» **PROBLEM**: Pictures don't belong in the copy; print all the records exactly.

» **RECORDS PROVIDED**:
----

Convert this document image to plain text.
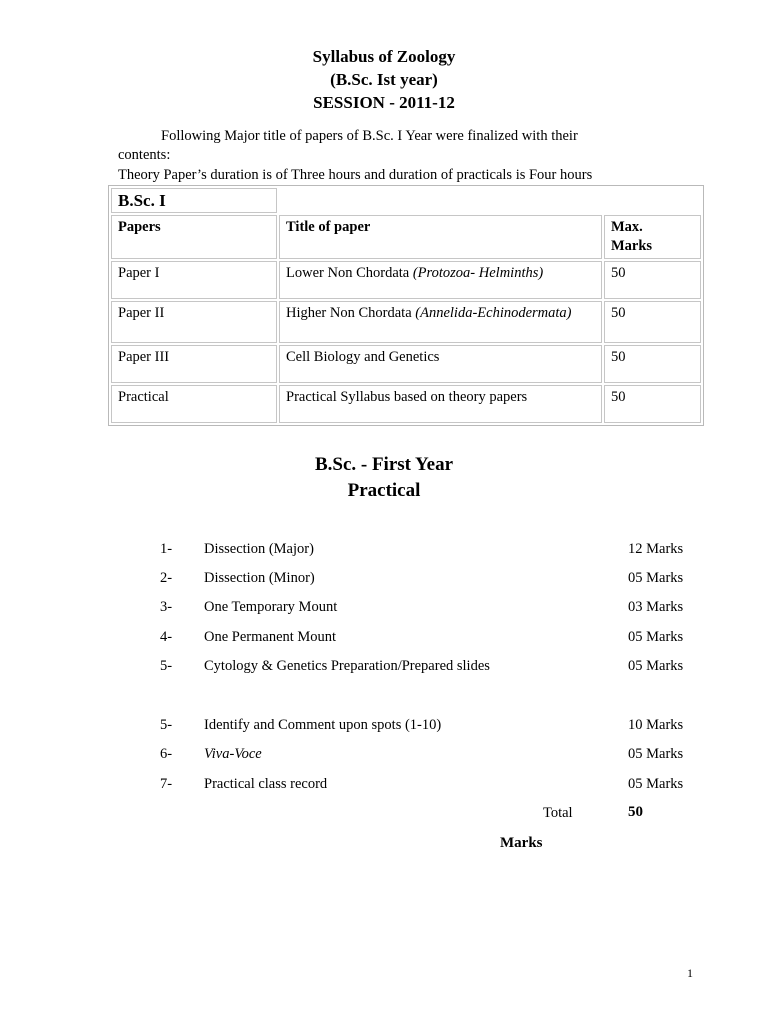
Syllabus of Zoology
(B.Sc. Ist year)
SESSION - 2011-12
Following Major title of papers of B.Sc. I Year were finalized with their
contents:
Theory Paper’s duration is of Three hours and duration of practicals is Four hours
B.Sc. I		
Papers	Title of paper	Max.
Marks
Paper I	Lower Non Chordata (Protozoa- Helminths)	50
Paper II	Higher Non Chordata (Annelida-Echinodermata)	50
Paper III	Cell Biology and Genetics	50
Practical	Practical Syllabus based on theory papers	50
B.Sc. - First Year
Practical
1- Dissection (Major)	12 Marks
2- Dissection (Minor)	05 Marks
3- One Temporary Mount	03 Marks
4- One Permanent Mount	05 Marks
5- Cytology & Genetics Preparation/Prepared slides	05 Marks
5- Identify and Comment upon spots (1-10)	10 Marks
6- Viva-Voce	05 Marks
7- Practical class record	05 Marks
Total	50
Marks
1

----

» **RESULT OF THE EXERCISE**:
Convert this document image to plain text.
Syllabus of Zoology
(B.Sc. Ist year)
SESSION - 2011-12
Following Major title of papers of B.Sc. I Year were finalized with their
contents:
Theory Paper’s duration is of Three hours and duration of practicals is Four hours
B.Sc. I		
Papers	Title of paper	Max.
Marks
Paper I	Lower Non Chordata (Protozoa- Helminths)	50
Paper II	Higher Non Chordata (Annelida-Echinodermata)	50
Paper III	Cell Biology and Genetics	50
Practical	Practical Syllabus based on theory papers	50
B.Sc. - First Year
Practical
1- Dissection (Major)	12 Marks
2- Dissection (Minor)	05 Marks
3- One Temporary Mount	03 Marks
4- One Permanent Mount	05 Marks
5- Cytology & Genetics Preparation/Prepared slides	05 Marks
5- Identify and Comment upon spots (1-10)	10 Marks
6- Viva-Voce	05 Marks
7- Practical class record	05 Marks
Total	50
Marks
1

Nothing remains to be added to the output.